Saved entries:
— Start —
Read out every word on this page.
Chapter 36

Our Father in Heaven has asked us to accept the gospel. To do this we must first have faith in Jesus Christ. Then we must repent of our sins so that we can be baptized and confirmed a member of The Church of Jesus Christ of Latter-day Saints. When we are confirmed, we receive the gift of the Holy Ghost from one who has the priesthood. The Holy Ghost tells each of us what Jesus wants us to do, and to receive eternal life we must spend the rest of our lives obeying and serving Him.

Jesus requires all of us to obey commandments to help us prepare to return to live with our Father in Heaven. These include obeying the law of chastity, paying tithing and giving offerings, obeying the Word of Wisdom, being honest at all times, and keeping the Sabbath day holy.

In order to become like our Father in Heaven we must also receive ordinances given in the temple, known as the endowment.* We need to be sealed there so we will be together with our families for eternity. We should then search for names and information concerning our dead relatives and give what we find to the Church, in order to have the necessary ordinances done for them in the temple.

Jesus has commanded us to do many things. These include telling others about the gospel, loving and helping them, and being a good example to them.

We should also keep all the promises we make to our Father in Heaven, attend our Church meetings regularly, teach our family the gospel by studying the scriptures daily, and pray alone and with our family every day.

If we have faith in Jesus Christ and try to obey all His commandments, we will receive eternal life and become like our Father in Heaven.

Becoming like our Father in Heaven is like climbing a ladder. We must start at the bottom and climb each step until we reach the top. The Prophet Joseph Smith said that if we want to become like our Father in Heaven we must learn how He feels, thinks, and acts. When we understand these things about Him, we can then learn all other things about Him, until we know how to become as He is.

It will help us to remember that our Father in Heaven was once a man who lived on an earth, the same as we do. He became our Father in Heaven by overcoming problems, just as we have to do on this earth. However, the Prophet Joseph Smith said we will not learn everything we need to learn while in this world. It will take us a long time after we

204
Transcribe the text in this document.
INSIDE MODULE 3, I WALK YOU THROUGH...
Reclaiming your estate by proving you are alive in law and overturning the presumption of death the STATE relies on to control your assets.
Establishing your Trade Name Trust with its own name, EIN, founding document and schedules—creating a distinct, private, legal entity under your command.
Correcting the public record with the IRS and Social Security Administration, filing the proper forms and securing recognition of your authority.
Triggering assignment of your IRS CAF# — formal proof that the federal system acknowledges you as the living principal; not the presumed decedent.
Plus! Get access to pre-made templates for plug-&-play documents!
— End —
REQUIRED WORK: Pick out the lines containing the word "should" and show them.

FINAL RESULT:
In order to become like our Father in Heaven we must also receive ordinances given in the temple, known as the endowment.* We need to be sealed there so we will be together with our families for eternity. We should then search for names and information concerning our dead relatives and give what we find to the Church, in order to have the necessary ordinances done for them in the temple.
We should also keep all the promises we make to our Father in Heaven, attend our Church meetings regularly, teach our family the gospel by studying the scriptures daily, and pray alone and with our family every day.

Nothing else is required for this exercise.